TASKS TO CARRY OUT:
• 1. In the preeclampsia passage, rewrite everything from "Pathway analysis. (a)" down to "factor binding protein.", substituting "Three-way Venn diagram" for "Triple Venn diagram".
• 2. According to the preeclampsia passage, how many of the significantly enriched pathways were shared between the EOPE and LOPE groups?
• 3. Please write the next part of the preeclampsia passage, picking up after its last sentence.

Source data are provided as a Source Data file.
Pathway analysis. (a) Triple Venn diagram illustrating the number of pathways significantly changed in EOPE versus healthy pregnancy and LOPE versus healthy pregnancy. (b) Illustrative example of DE protein perturbations in the regulation of IGF transport and uptake through IGFBP. IGF insulin-like growth factor, IGFBP insulin-like growth factor binding protein.
A total of 13 pathways were significantly enriched, with 6 pathways shared between EOPE and LOPE groups (Fig. 3a), compared to healthy controls. Differentially abundant proteins are part of the biological pathway regulating insulin-like growth factor (IGF) transport and uptake through IGF binding protein (IGFBP; Fig. 3b), which plays a significant role in both EOPE (FDR = 0.01) and LOPE (FDR = 0.002). Given the pro-angiogenic function of IGF signalling pathway29,30, our findings emphasised the importance of impaired angiogenesis in the pathophysiology of preeclampsia. In addition, differentially abundant proteins were part of a series of haemostatic pathways, particularly platelet degranulation in response to elevated intra-platelet Ca2+ pathway, which were more pronounced in EOPE (FDR = 0.00001; Supplementary data 4). Proteins shown as differentially abundant in EOPE compared to healthy controls were more closely associated with acute inflammatory pathways than those identified in LOPE.
Signalling networks in EOPE and LOPE
Pairwise correlation network analysis was next performed to investigate protein–protein interactions (PPIs) in EOPE and LOPE. Networks were highlighted with the most correlated nodes (Pearson correlation r > 0.7 or < − 0.7), where the colour and the length of the edge are proportional to the Pearson correlation coefficient r (Fig. 4a,b). To compare the PPIs in our data with broad reference evidence, the edge width was coded proportionally to the PPI-confidence scores derived from the STRING database31. Therefore, if consistent with the references, a pair of nodes are presented with a thick and opaque edge in between, or vice versa. Overall, our findings in terms of PPIs were consistent with those reported by published literature (Fig. 4a,b; Supplementary data 5).
Source data are provided as a Source Data file.

MATERIAL PROVIDED:
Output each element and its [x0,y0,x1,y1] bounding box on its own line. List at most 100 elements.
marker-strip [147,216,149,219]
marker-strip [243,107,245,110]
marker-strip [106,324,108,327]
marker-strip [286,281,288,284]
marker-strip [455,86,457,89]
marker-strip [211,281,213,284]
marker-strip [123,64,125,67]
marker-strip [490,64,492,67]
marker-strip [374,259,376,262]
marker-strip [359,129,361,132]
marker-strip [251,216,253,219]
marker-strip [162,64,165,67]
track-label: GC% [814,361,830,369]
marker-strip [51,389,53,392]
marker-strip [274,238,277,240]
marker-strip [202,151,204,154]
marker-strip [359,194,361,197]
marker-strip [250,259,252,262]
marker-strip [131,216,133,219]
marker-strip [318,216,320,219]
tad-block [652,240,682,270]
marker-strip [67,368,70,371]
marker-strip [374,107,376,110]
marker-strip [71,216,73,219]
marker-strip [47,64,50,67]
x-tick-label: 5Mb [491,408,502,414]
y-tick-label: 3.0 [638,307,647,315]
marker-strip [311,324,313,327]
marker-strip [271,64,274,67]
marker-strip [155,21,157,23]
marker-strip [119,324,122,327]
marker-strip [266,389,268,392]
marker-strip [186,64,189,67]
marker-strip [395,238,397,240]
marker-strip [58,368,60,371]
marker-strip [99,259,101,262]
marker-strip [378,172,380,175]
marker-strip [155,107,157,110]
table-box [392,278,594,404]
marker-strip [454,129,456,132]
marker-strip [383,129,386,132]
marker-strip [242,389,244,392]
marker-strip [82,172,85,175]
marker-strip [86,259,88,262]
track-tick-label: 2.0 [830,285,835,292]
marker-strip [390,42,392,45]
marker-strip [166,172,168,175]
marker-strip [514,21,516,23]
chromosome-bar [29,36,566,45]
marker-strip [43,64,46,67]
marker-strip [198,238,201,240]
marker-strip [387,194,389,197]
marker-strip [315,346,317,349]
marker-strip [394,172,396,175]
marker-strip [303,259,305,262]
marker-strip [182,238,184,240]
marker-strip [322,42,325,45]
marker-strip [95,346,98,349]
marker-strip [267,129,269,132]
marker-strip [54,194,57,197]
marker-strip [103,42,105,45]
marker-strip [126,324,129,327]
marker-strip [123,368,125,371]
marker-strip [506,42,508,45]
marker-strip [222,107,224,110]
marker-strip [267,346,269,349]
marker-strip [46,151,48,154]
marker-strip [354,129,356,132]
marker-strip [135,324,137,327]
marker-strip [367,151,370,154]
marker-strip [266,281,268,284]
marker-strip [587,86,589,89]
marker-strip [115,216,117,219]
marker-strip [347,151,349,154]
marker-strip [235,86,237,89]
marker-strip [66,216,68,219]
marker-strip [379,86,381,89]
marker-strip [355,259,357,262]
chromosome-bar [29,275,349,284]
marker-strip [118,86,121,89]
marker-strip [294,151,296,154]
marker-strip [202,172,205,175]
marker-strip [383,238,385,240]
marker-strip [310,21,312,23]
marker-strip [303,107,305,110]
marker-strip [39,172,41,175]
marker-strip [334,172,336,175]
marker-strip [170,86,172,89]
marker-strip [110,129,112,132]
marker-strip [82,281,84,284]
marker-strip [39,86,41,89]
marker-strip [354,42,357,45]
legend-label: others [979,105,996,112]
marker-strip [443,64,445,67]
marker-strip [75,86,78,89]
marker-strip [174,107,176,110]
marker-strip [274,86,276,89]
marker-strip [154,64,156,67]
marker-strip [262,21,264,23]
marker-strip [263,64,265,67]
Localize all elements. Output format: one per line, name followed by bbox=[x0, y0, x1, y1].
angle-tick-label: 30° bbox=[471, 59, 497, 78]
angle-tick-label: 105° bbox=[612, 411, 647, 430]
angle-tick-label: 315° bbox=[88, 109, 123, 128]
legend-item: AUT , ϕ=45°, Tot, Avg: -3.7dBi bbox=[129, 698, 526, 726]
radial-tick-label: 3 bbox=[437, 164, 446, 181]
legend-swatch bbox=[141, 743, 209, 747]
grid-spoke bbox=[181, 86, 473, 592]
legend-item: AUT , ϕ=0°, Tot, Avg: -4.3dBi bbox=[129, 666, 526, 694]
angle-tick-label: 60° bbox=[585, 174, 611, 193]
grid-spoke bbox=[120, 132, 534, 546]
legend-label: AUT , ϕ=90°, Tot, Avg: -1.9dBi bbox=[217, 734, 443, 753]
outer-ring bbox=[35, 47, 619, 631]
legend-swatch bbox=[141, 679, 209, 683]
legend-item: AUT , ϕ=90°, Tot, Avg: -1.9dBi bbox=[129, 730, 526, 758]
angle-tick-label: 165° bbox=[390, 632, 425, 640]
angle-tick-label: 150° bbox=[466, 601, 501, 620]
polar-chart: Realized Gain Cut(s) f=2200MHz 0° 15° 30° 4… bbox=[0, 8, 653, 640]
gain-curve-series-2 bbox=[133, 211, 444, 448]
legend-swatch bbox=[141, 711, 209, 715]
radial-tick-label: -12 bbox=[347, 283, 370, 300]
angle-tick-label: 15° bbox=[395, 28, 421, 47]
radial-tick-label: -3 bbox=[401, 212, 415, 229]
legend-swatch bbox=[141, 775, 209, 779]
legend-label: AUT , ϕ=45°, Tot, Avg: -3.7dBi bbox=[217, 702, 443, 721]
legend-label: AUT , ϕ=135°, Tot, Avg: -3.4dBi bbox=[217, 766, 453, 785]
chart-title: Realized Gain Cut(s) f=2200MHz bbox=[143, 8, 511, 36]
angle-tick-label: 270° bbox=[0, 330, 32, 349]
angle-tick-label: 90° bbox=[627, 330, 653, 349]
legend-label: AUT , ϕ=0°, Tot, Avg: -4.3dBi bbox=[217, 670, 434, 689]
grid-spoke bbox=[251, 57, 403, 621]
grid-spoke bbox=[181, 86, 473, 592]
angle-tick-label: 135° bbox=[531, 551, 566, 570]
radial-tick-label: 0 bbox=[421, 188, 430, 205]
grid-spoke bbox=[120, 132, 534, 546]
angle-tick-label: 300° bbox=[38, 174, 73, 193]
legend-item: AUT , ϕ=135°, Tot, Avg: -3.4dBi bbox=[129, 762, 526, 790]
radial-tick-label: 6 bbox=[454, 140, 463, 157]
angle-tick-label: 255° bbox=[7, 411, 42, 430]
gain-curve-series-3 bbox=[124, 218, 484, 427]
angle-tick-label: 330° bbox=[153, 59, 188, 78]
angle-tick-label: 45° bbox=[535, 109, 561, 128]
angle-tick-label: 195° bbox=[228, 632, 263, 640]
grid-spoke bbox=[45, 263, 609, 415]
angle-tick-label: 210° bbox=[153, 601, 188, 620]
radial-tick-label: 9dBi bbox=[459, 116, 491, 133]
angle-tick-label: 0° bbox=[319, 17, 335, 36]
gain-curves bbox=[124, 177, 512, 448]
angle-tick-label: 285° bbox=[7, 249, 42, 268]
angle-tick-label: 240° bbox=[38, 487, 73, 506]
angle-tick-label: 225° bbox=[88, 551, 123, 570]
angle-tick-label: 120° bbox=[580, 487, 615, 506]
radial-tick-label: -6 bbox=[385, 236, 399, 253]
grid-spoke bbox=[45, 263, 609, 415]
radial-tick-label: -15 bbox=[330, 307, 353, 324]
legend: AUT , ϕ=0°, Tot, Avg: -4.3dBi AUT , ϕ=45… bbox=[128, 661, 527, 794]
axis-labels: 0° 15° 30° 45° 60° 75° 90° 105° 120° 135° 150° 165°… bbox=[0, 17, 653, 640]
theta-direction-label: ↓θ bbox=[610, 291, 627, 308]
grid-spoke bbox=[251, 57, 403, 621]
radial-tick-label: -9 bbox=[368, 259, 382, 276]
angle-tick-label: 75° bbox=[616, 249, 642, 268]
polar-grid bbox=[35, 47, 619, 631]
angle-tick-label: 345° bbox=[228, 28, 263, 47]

EXERCISE RESPONSES:
• 1.
Pathway analysis. (a) Three-way Venn diagram illustrating the number of pathways significantly changed in EOPE versus healthy pregnancy and LOPE versus healthy pregnancy. (b) Illustrative example of DE protein perturbations in the regulation of IGF transport and uptake through IGFBP. IGF insulin-like growth factor, IGFBP insulin-like growth factor binding protein.

• 2. Six pathways were shared between the EOPE and LOPE groups.

• 3.
Network analysis. Network plots illustrating protein–protein interactions in (a) EOPE versus healthy pregnancy and (b) LOPE versus healthy pregnancy. Each node represents one protein; and each edge represents a pairwise Pearson correlation between proteins. The networks only show Pearson correlation coefficient > 0.7 or < − 0.7. Node: colour coded according to the functional classification of proteins annotated by DAVID database; size proportional to the corresponding eigenvector centrality (network influence). Edge: colour and length proportional to the Pearson correlation coefficient; width proportional to the scores derived from STRING database.
To aid the readability of networks, the size of each node was programmed proportional to the corresponding eigencentrality (the influence in the entire network). Additionally, we also annotated the functional classification of each protein using DAVID32,33, as indicated by the node colours.
As shown in the networks, all pairwise correlations were positive. The PPI network in EOPE is simple, suggesting more direct pathogenesis in EOPE than LOPE (Fig. 4a,b). Proteins associated with extracellular matrix (ECM) were the key abundant proteins in EOPE, and lipid metabolism associated proteins appear to play a more important role in LOPE, although there was some overlap between the two phenotypes. ITIH3 and APOC4-APOC2 were identified as having a substantial influence within the PPI network in EOPE. LOPE was more closely associated with a range of complement/coagulation, ECM, immune associated and lipid metabolism proteins including APOC4-APOC2, CPN2, IGFBP4 and ITIH2. As part of the targeted proteomics validation, out of a total of 17 detectable proteins, in LOPE, the following proteins remained significantly different compared to control: ITIH2, APOC3, APOE, APOC4-APOC2, CPN2, C1R. On the other hand, FN1, MASP2 and vWF were no longer significantly abundant in LOPE versus healthy controls. APO-related proteins showed a strong correlation with previous studies depicted by the line thickness. In EOPE versus healthy control validation analysis, ITIH3 was significantly different whereas no significant difference was observed with APOC4-APOC2.
Discussion
Systemic angiogenic imbalance in the maternal circulation likely linked to placental dysfunction is one of the most well-characterised pathogenic mechanisms in preeclampsia34,35. Although pregnancy and post-pregnancy complications and morbidities associated with the two phenotypes of preeclampsia are substantially different, the molecular insights underpinning these differences are currently lacking. Using plasma samples from age- and BMI-matched patients with EOPE or LOPE and normotensive women with healthy pregnancy, we identified a core set of plasma biomarkers and signalling pathways in EOPE and LOPE, compared to controls and adjusted for differences in gestational age. Published literature based on two independent longitudinal studies have already reported on the predictive markers for EOPE or LOPE based on proteomics analyses36,37. In this study, we used samples collected post-diagnosis of preeclampsia to better understand the pathophysiology after preeclampsia develops related to specific phenotypes that could identify potential therapeutic targets and inform future development of personalised treatments. This is very important given there is currently no cure for this condition.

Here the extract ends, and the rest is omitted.